Exercise goal:
Will you output the entries below exactly, skipping every image they contain?

Part of a data file:
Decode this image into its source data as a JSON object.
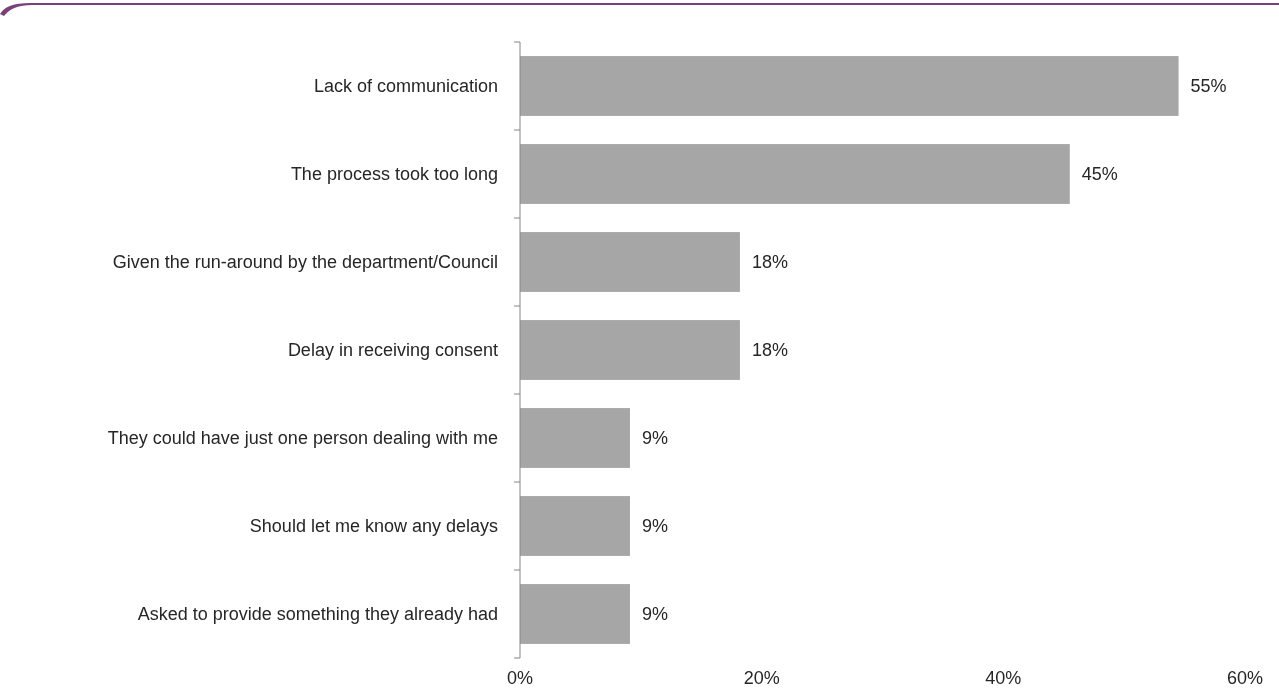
{
  "chart_data": {
    "type": "bar",
    "orientation": "horizontal",
    "categories": [
      "Lack of communication",
      "The process took too long",
      "Given the run-around by the department/Council",
      "Delay in receiving consent",
      "They could have just one person dealing with me",
      "Should let me know any delays",
      "Asked to provide something they already had"
    ],
    "values": [
      54.5,
      45.5,
      18.2,
      18.2,
      9.1,
      9.1,
      9.1
    ],
    "value_labels": [
      "55%",
      "45%",
      "18%",
      "18%",
      "9%",
      "9%",
      "9%"
    ],
    "color": "#a6a6a6",
    "xlim": [
      0,
      60
    ],
    "xticks": [
      {
        "value": 0,
        "label": "0%"
      },
      {
        "value": 20,
        "label": "20%"
      },
      {
        "value": 40,
        "label": "40%"
      },
      {
        "value": 60,
        "label": "60%"
      }
    ],
    "grid": false
  }
}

Written response:
Decode this image into its source data as a JSON object.
{
  "chart_data": {
    "type": "bar",
    "orientation": "horizontal",
    "categories": [
      "Lack of communication",
      "The process took too long",
      "Given the run-around by the department/Council",
      "Delay in receiving consent",
      "They could have just one person dealing with me",
      "Should let me know any delays",
      "Asked to provide something they already had"
    ],
    "values": [
      54.5,
      45.5,
      18.2,
      18.2,
      9.1,
      9.1,
      9.1
    ],
    "value_labels": [
      "55%",
      "45%",
      "18%",
      "18%",
      "9%",
      "9%",
      "9%"
    ],
    "color": "#a6a6a6",
    "xlim": [
      0,
      60
    ],
    "xticks": [
      {
        "value": 0,
        "label": "0%"
      },
      {
        "value": 20,
        "label": "20%"
      },
      {
        "value": 40,
        "label": "40%"
      },
      {
        "value": 60,
        "label": "60%"
      }
    ],
    "grid": false
  }
}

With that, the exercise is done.